Goal: Quote the data below in full, minus the images.

Data provided:
• • •
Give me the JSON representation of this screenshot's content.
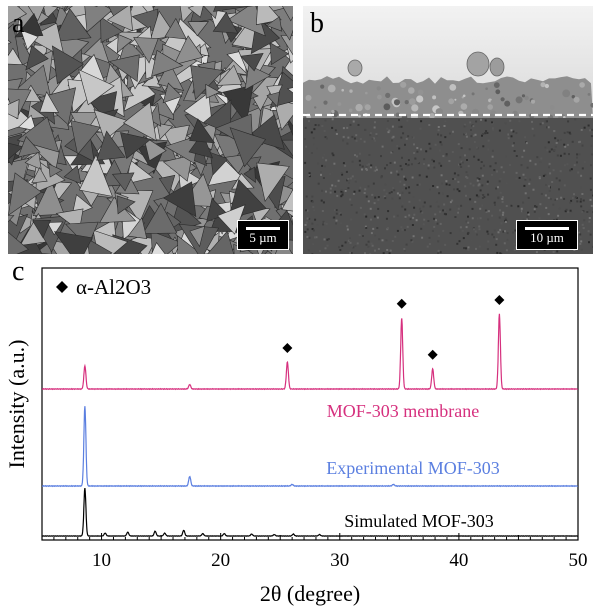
{
  "panels": {
    "a": {
      "letter": "a",
      "scale_bar": "5 µm"
    },
    "b": {
      "letter": "b",
      "scale_bar": "10 µm"
    },
    "c": {
      "letter": "c"
    }
  },
  "chart_data": {
    "type": "line",
    "xlabel": "2θ (degree)",
    "ylabel": "Intensity (a.u.)",
    "xlim": [
      5,
      50
    ],
    "xticks": [
      10,
      20,
      30,
      40,
      50
    ],
    "legend": {
      "marker": "diamond",
      "label": "α-Al2O3",
      "placement": "top-left"
    },
    "series": [
      {
        "name": "MOF-303 membrane",
        "color": "#d6307e",
        "peaks": [
          [
            8.6,
            0.31
          ],
          [
            17.4,
            0.06
          ],
          [
            25.6,
            0.36
          ],
          [
            35.2,
            0.95
          ],
          [
            37.8,
            0.27
          ],
          [
            43.4,
            1.0
          ]
        ],
        "alumina_peaks": [
          25.6,
          35.2,
          37.8,
          43.4
        ]
      },
      {
        "name": "Experimental MOF-303",
        "color": "#5b7fe0",
        "peaks": [
          [
            8.6,
            1.0
          ],
          [
            17.4,
            0.12
          ],
          [
            26.0,
            0.02
          ],
          [
            34.5,
            0.02
          ]
        ]
      },
      {
        "name": "Simulated MOF-303",
        "color": "#000000",
        "peaks": [
          [
            8.6,
            1.0
          ],
          [
            10.3,
            0.06
          ],
          [
            12.2,
            0.08
          ],
          [
            14.5,
            0.1
          ],
          [
            15.3,
            0.06
          ],
          [
            16.9,
            0.12
          ],
          [
            18.5,
            0.05
          ],
          [
            20.3,
            0.05
          ],
          [
            22.6,
            0.04
          ],
          [
            24.5,
            0.03
          ],
          [
            26.1,
            0.04
          ],
          [
            28.3,
            0.03
          ]
        ]
      }
    ]
  }
}
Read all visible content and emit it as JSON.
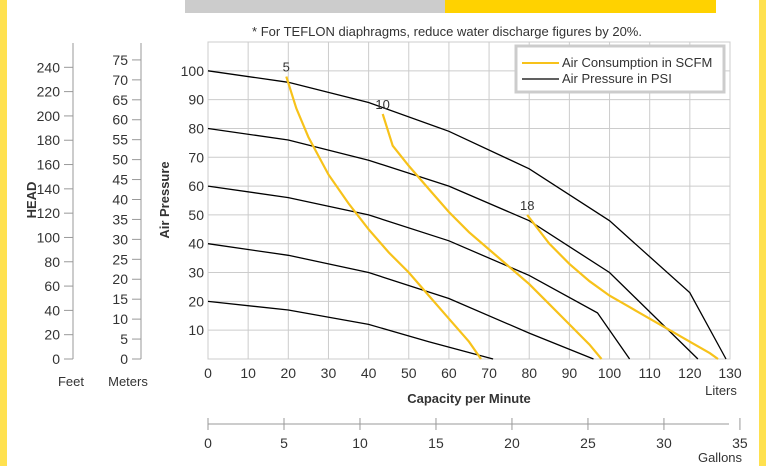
{
  "chart_data": {
    "type": "line",
    "note": "* For TEFLON diaphragms, reduce water discharge figures by 20%.",
    "xlabel": "Capacity per Minute",
    "ylabel": "Air Pressure",
    "head_label": "HEAD",
    "x_unit": "Liters",
    "x2_unit": "Gallons",
    "feet_unit": "Feet",
    "meters_unit": "Meters",
    "xlim": [
      0,
      130
    ],
    "ylim": [
      0,
      110
    ],
    "x_ticks": [
      0,
      10,
      20,
      30,
      40,
      50,
      60,
      70,
      80,
      90,
      100,
      110,
      120,
      130
    ],
    "y_ticks": [
      10,
      20,
      30,
      40,
      50,
      60,
      70,
      80,
      90,
      100
    ],
    "gallons_ticks": [
      0,
      5,
      10,
      15,
      20,
      25,
      30,
      35
    ],
    "feet_ticks": [
      0,
      20,
      40,
      60,
      80,
      100,
      120,
      140,
      160,
      180,
      200,
      220,
      240
    ],
    "meters_ticks": [
      0,
      5,
      10,
      15,
      20,
      25,
      30,
      35,
      40,
      45,
      50,
      55,
      60,
      65,
      70,
      75
    ],
    "grid": true,
    "legend": {
      "placement": "top-right",
      "entries": [
        {
          "label": "Air Consumption in SCFM",
          "color": "#f7c21a"
        },
        {
          "label": "Air Pressure in PSI",
          "color": "#000000"
        }
      ]
    },
    "pressure_series": [
      {
        "psi": 100,
        "points": [
          [
            0,
            100
          ],
          [
            20,
            96
          ],
          [
            40,
            89
          ],
          [
            60,
            79
          ],
          [
            80,
            66
          ],
          [
            100,
            48
          ],
          [
            120,
            23
          ],
          [
            129,
            0
          ]
        ]
      },
      {
        "psi": 80,
        "points": [
          [
            0,
            80
          ],
          [
            20,
            76
          ],
          [
            40,
            69
          ],
          [
            60,
            60
          ],
          [
            80,
            48
          ],
          [
            100,
            30
          ],
          [
            122,
            0
          ]
        ]
      },
      {
        "psi": 60,
        "points": [
          [
            0,
            60
          ],
          [
            20,
            56
          ],
          [
            40,
            50
          ],
          [
            60,
            41
          ],
          [
            80,
            29
          ],
          [
            97,
            16
          ],
          [
            105,
            0
          ]
        ]
      },
      {
        "psi": 40,
        "points": [
          [
            0,
            40
          ],
          [
            20,
            36
          ],
          [
            40,
            30
          ],
          [
            60,
            21
          ],
          [
            80,
            9
          ],
          [
            96,
            0
          ]
        ]
      },
      {
        "psi": 20,
        "points": [
          [
            0,
            20
          ],
          [
            20,
            17
          ],
          [
            40,
            12
          ],
          [
            55,
            6
          ],
          [
            71,
            0
          ]
        ]
      }
    ],
    "air_series": [
      {
        "label": "5",
        "points": [
          [
            19.5,
            98
          ],
          [
            22,
            87
          ],
          [
            25,
            77
          ],
          [
            30,
            64
          ],
          [
            35,
            54
          ],
          [
            40,
            45
          ],
          [
            45,
            37
          ],
          [
            50,
            30
          ],
          [
            55,
            22
          ],
          [
            60,
            14
          ],
          [
            65,
            6
          ],
          [
            68,
            0
          ]
        ]
      },
      {
        "label": "10",
        "points": [
          [
            43.5,
            85
          ],
          [
            46,
            74
          ],
          [
            50,
            67
          ],
          [
            55,
            59
          ],
          [
            60,
            51
          ],
          [
            65,
            44
          ],
          [
            70,
            38
          ],
          [
            75,
            32
          ],
          [
            80,
            26
          ],
          [
            85,
            19
          ],
          [
            90,
            12
          ],
          [
            95,
            5
          ],
          [
            98,
            0
          ]
        ]
      },
      {
        "label": "18",
        "points": [
          [
            79.5,
            50
          ],
          [
            85,
            40
          ],
          [
            90,
            33
          ],
          [
            95,
            27
          ],
          [
            100,
            22
          ],
          [
            105,
            18
          ],
          [
            110,
            14
          ],
          [
            115,
            10
          ],
          [
            120,
            6
          ],
          [
            125,
            2
          ],
          [
            127,
            0
          ]
        ]
      }
    ],
    "colors": {
      "frame": "#ffe14f",
      "header_gray": "#cccccc",
      "header_yellow": "#ffd200",
      "air": "#f7c21a",
      "pressure": "#000000",
      "grid": "#cccccc",
      "legend_border": "#cccccc"
    }
  }
}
• • •
Full answer:
Give me the JSON representation of this screenshot's content.
{
  "panels": {
    "a": {
      "letter": "a",
      "scale_bar": "5 µm"
    },
    "b": {
      "letter": "b",
      "scale_bar": "10 µm"
    },
    "c": {
      "letter": "c"
    }
  },
  "chart_data": {
    "type": "line",
    "xlabel": "2θ (degree)",
    "ylabel": "Intensity (a.u.)",
    "xlim": [
      5,
      50
    ],
    "xticks": [
      10,
      20,
      30,
      40,
      50
    ],
    "legend": {
      "marker": "diamond",
      "label": "α-Al2O3",
      "placement": "top-left"
    },
    "series": [
      {
        "name": "MOF-303 membrane",
        "color": "#d6307e",
        "peaks": [
          [
            8.6,
            0.31
          ],
          [
            17.4,
            0.06
          ],
          [
            25.6,
            0.36
          ],
          [
            35.2,
            0.95
          ],
          [
            37.8,
            0.27
          ],
          [
            43.4,
            1.0
          ]
        ],
        "alumina_peaks": [
          25.6,
          35.2,
          37.8,
          43.4
        ]
      },
      {
        "name": "Experimental MOF-303",
        "color": "#5b7fe0",
        "peaks": [
          [
            8.6,
            1.0
          ],
          [
            17.4,
            0.12
          ],
          [
            26.0,
            0.02
          ],
          [
            34.5,
            0.02
          ]
        ]
      },
      {
        "name": "Simulated MOF-303",
        "color": "#000000",
        "peaks": [
          [
            8.6,
            1.0
          ],
          [
            10.3,
            0.06
          ],
          [
            12.2,
            0.08
          ],
          [
            14.5,
            0.1
          ],
          [
            15.3,
            0.06
          ],
          [
            16.9,
            0.12
          ],
          [
            18.5,
            0.05
          ],
          [
            20.3,
            0.05
          ],
          [
            22.6,
            0.04
          ],
          [
            24.5,
            0.03
          ],
          [
            26.1,
            0.04
          ],
          [
            28.3,
            0.03
          ]
        ]
      }
    ]
  }
}
Read all visible content and emit it as JSON.
{
  "chart_data": {
    "type": "line",
    "note": "* For TEFLON diaphragms, reduce water discharge figures by 20%.",
    "xlabel": "Capacity per Minute",
    "ylabel": "Air Pressure",
    "head_label": "HEAD",
    "x_unit": "Liters",
    "x2_unit": "Gallons",
    "feet_unit": "Feet",
    "meters_unit": "Meters",
    "xlim": [
      0,
      130
    ],
    "ylim": [
      0,
      110
    ],
    "x_ticks": [
      0,
      10,
      20,
      30,
      40,
      50,
      60,
      70,
      80,
      90,
      100,
      110,
      120,
      130
    ],
    "y_ticks": [
      10,
      20,
      30,
      40,
      50,
      60,
      70,
      80,
      90,
      100
    ],
    "gallons_ticks": [
      0,
      5,
      10,
      15,
      20,
      25,
      30,
      35
    ],
    "feet_ticks": [
      0,
      20,
      40,
      60,
      80,
      100,
      120,
      140,
      160,
      180,
      200,
      220,
      240
    ],
    "meters_ticks": [
      0,
      5,
      10,
      15,
      20,
      25,
      30,
      35,
      40,
      45,
      50,
      55,
      60,
      65,
      70,
      75
    ],
    "grid": true,
    "legend": {
      "placement": "top-right",
      "entries": [
        {
          "label": "Air Consumption in SCFM",
          "color": "#f7c21a"
        },
        {
          "label": "Air Pressure in PSI",
          "color": "#000000"
        }
      ]
    },
    "pressure_series": [
      {
        "psi": 100,
        "points": [
          [
            0,
            100
          ],
          [
            20,
            96
          ],
          [
            40,
            89
          ],
          [
            60,
            79
          ],
          [
            80,
            66
          ],
          [
            100,
            48
          ],
          [
            120,
            23
          ],
          [
            129,
            0
          ]
        ]
      },
      {
        "psi": 80,
        "points": [
          [
            0,
            80
          ],
          [
            20,
            76
          ],
          [
            40,
            69
          ],
          [
            60,
            60
          ],
          [
            80,
            48
          ],
          [
            100,
            30
          ],
          [
            122,
            0
          ]
        ]
      },
      {
        "psi": 60,
        "points": [
          [
            0,
            60
          ],
          [
            20,
            56
          ],
          [
            40,
            50
          ],
          [
            60,
            41
          ],
          [
            80,
            29
          ],
          [
            97,
            16
          ],
          [
            105,
            0
          ]
        ]
      },
      {
        "psi": 40,
        "points": [
          [
            0,
            40
          ],
          [
            20,
            36
          ],
          [
            40,
            30
          ],
          [
            60,
            21
          ],
          [
            80,
            9
          ],
          [
            96,
            0
          ]
        ]
      },
      {
        "psi": 20,
        "points": [
          [
            0,
            20
          ],
          [
            20,
            17
          ],
          [
            40,
            12
          ],
          [
            55,
            6
          ],
          [
            71,
            0
          ]
        ]
      }
    ],
    "air_series": [
      {
        "label": "5",
        "points": [
          [
            19.5,
            98
          ],
          [
            22,
            87
          ],
          [
            25,
            77
          ],
          [
            30,
            64
          ],
          [
            35,
            54
          ],
          [
            40,
            45
          ],
          [
            45,
            37
          ],
          [
            50,
            30
          ],
          [
            55,
            22
          ],
          [
            60,
            14
          ],
          [
            65,
            6
          ],
          [
            68,
            0
          ]
        ]
      },
      {
        "label": "10",
        "points": [
          [
            43.5,
            85
          ],
          [
            46,
            74
          ],
          [
            50,
            67
          ],
          [
            55,
            59
          ],
          [
            60,
            51
          ],
          [
            65,
            44
          ],
          [
            70,
            38
          ],
          [
            75,
            32
          ],
          [
            80,
            26
          ],
          [
            85,
            19
          ],
          [
            90,
            12
          ],
          [
            95,
            5
          ],
          [
            98,
            0
          ]
        ]
      },
      {
        "label": "18",
        "points": [
          [
            79.5,
            50
          ],
          [
            85,
            40
          ],
          [
            90,
            33
          ],
          [
            95,
            27
          ],
          [
            100,
            22
          ],
          [
            105,
            18
          ],
          [
            110,
            14
          ],
          [
            115,
            10
          ],
          [
            120,
            6
          ],
          [
            125,
            2
          ],
          [
            127,
            0
          ]
        ]
      }
    ],
    "colors": {
      "frame": "#ffe14f",
      "header_gray": "#cccccc",
      "header_yellow": "#ffd200",
      "air": "#f7c21a",
      "pressure": "#000000",
      "grid": "#cccccc",
      "legend_border": "#cccccc"
    }
  }
}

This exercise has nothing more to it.